Structured figure records

★ ★ ★ ★ ★ ★ ★

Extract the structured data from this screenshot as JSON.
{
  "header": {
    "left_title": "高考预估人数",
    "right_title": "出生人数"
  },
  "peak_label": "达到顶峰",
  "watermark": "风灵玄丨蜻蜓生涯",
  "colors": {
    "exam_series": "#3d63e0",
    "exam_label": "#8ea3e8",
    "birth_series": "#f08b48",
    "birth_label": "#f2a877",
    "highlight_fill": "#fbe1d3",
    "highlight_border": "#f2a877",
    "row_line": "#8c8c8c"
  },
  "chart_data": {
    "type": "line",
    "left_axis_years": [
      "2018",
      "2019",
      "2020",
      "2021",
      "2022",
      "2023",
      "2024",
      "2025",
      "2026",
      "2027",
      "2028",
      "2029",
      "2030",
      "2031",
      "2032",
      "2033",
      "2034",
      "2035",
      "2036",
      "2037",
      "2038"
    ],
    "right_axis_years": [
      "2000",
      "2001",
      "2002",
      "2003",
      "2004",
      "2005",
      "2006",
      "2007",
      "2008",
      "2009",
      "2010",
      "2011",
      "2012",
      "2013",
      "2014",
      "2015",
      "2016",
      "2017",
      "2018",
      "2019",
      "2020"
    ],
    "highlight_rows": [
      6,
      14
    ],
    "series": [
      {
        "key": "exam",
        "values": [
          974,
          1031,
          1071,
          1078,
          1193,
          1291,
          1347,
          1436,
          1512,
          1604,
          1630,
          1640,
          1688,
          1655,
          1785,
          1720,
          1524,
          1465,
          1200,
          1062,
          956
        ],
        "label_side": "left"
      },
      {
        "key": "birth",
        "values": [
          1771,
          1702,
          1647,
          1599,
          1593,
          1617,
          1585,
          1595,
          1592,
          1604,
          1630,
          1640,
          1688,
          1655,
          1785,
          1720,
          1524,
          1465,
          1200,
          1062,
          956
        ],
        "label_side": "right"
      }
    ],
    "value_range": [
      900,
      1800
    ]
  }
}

★ ★ ★ ★ ★ ★ ★

* **What this task involves**: Copy out all the entries shown above, character for character.

* **Finished exercise**:
Extract the structured data from this screenshot as JSON.
{
  "header": {
    "left_title": "高考预估人数",
    "right_title": "出生人数"
  },
  "peak_label": "达到顶峰",
  "watermark": "风灵玄丨蜻蜓生涯",
  "colors": {
    "exam_series": "#3d63e0",
    "exam_label": "#8ea3e8",
    "birth_series": "#f08b48",
    "birth_label": "#f2a877",
    "highlight_fill": "#fbe1d3",
    "highlight_border": "#f2a877",
    "row_line": "#8c8c8c"
  },
  "chart_data": {
    "type": "line",
    "left_axis_years": [
      "2018",
      "2019",
      "2020",
      "2021",
      "2022",
      "2023",
      "2024",
      "2025",
      "2026",
      "2027",
      "2028",
      "2029",
      "2030",
      "2031",
      "2032",
      "2033",
      "2034",
      "2035",
      "2036",
      "2037",
      "2038"
    ],
    "right_axis_years": [
      "2000",
      "2001",
      "2002",
      "2003",
      "2004",
      "2005",
      "2006",
      "2007",
      "2008",
      "2009",
      "2010",
      "2011",
      "2012",
      "2013",
      "2014",
      "2015",
      "2016",
      "2017",
      "2018",
      "2019",
      "2020"
    ],
    "highlight_rows": [
      6,
      14
    ],
    "series": [
      {
        "key": "exam",
        "values": [
          974,
          1031,
          1071,
          1078,
          1193,
          1291,
          1347,
          1436,
          1512,
          1604,
          1630,
          1640,
          1688,
          1655,
          1785,
          1720,
          1524,
          1465,
          1200,
          1062,
          956
        ],
        "label_side": "left"
      },
      {
        "key": "birth",
        "values": [
          1771,
          1702,
          1647,
          1599,
          1593,
          1617,
          1585,
          1595,
          1592,
          1604,
          1630,
          1640,
          1688,
          1655,
          1785,
          1720,
          1524,
          1465,
          1200,
          1062,
          956
        ],
        "label_side": "right"
      }
    ],
    "value_range": [
      900,
      1800
    ]
  }
}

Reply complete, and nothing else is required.